List all lines of the data that include the string "Event".

◆ SOURCE RECORDS ◆
**********

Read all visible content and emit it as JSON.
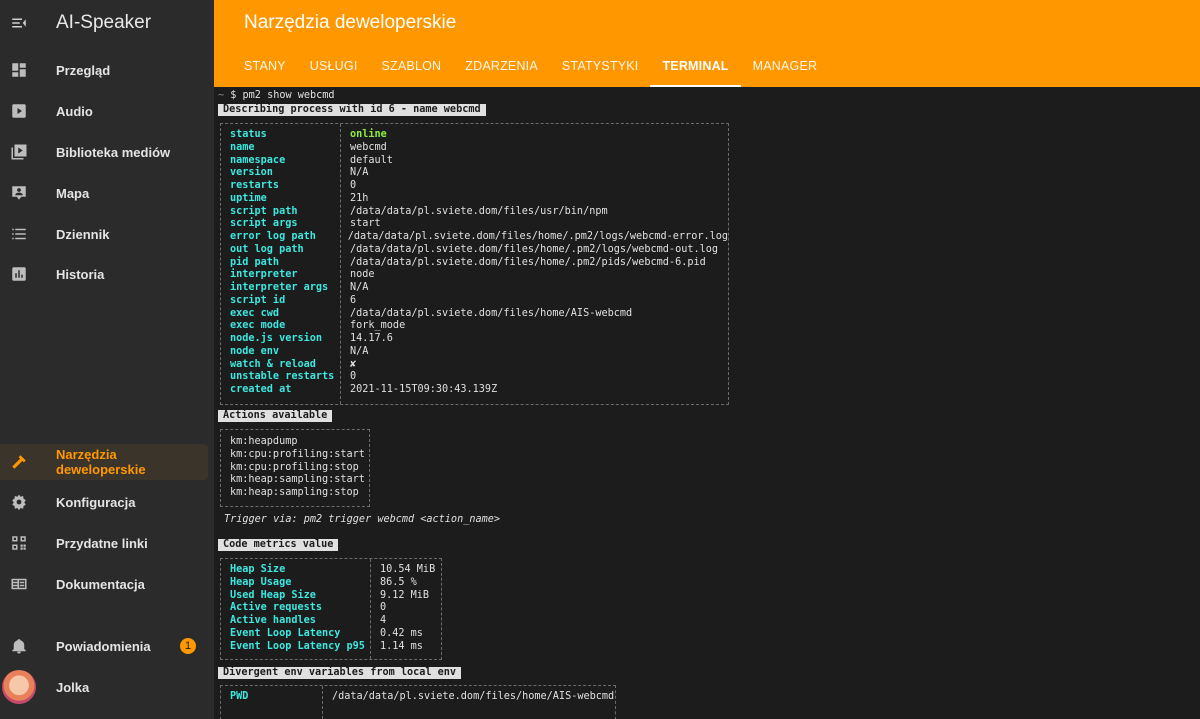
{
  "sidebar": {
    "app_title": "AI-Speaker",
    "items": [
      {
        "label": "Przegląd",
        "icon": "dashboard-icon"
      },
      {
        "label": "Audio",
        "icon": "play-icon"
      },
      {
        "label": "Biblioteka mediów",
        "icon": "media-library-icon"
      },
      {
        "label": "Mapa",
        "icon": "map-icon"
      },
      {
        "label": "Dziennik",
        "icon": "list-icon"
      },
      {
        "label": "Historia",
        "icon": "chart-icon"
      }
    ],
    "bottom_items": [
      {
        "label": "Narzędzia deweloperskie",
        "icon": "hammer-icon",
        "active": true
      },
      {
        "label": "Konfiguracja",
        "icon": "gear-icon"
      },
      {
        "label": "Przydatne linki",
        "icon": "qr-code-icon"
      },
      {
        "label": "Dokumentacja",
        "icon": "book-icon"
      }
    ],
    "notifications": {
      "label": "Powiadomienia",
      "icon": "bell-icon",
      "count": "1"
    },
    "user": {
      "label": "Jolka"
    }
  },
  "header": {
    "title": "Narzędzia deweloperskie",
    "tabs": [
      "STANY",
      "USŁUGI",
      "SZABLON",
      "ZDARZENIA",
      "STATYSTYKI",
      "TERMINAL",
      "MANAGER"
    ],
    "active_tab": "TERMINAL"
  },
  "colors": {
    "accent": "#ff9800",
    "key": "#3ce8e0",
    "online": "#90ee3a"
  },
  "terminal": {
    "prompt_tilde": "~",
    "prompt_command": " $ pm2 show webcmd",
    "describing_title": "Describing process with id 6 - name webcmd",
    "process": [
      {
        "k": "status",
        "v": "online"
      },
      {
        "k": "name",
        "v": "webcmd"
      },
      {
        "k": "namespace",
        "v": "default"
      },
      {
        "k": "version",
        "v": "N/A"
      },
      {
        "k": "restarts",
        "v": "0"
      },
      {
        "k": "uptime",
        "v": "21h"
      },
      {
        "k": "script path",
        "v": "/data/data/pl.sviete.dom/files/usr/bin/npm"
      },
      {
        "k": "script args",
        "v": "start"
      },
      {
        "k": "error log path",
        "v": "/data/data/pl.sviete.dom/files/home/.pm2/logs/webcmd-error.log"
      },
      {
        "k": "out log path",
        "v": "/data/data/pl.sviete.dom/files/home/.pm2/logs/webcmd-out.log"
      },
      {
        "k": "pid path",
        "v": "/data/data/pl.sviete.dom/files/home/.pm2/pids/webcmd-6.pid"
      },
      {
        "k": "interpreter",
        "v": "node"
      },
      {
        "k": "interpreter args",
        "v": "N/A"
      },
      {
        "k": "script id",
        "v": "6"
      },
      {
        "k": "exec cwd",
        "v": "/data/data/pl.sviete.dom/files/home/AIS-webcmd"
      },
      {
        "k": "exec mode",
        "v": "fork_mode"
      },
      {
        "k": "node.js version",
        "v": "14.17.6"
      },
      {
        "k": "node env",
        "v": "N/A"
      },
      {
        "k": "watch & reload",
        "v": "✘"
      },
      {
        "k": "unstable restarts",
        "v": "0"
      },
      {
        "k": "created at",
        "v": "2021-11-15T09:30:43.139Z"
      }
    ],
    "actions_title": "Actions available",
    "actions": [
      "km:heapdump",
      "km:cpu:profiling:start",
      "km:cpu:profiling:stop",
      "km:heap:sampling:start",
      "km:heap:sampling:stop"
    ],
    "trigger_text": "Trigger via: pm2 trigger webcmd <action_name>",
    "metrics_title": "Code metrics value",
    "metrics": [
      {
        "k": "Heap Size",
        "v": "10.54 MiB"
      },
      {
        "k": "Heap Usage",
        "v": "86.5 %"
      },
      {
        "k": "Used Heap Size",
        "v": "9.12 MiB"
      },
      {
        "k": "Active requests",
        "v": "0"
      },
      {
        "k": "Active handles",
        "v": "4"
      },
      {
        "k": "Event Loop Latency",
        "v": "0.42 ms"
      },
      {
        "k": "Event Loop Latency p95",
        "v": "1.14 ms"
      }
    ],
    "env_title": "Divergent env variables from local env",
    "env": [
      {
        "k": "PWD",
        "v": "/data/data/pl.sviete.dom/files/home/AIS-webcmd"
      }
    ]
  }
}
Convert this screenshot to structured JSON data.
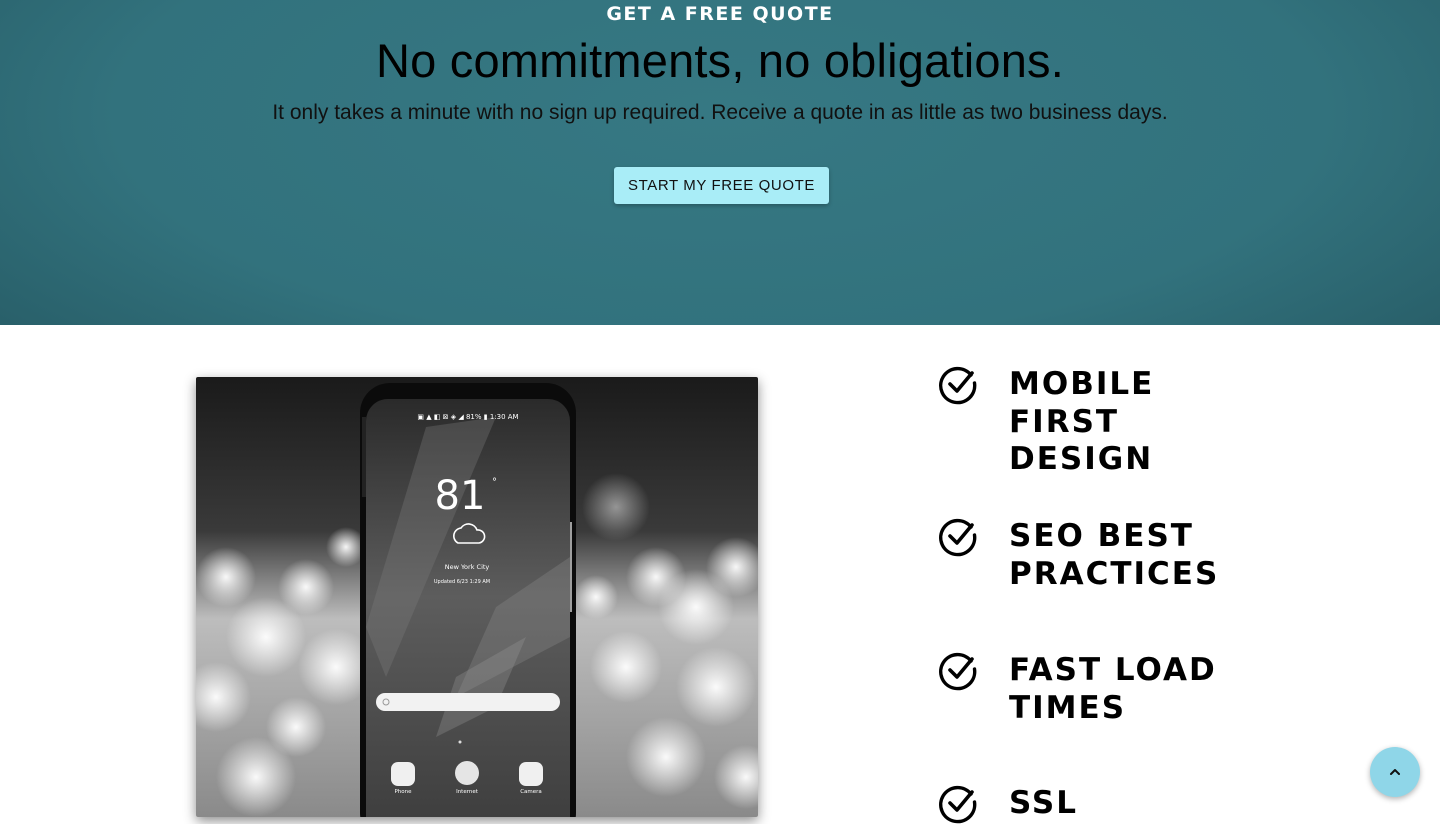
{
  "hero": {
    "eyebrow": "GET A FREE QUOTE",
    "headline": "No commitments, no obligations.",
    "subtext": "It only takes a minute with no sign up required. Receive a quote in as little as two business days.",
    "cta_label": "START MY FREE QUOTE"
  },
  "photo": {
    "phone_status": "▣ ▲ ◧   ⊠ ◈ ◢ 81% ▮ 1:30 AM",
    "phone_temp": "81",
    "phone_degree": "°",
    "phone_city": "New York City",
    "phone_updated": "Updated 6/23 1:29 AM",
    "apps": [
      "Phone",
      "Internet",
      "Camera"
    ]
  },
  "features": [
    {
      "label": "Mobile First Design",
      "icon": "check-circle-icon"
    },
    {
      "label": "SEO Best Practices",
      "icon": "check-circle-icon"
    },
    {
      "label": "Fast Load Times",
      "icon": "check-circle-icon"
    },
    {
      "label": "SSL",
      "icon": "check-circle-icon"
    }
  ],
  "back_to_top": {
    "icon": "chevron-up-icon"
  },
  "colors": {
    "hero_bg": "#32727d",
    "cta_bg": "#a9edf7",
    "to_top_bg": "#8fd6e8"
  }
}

**********

◆ WRITTEN ANSWER ◆
        "k": "Event Loop Latency",
        "k": "Event Loop Latency p95",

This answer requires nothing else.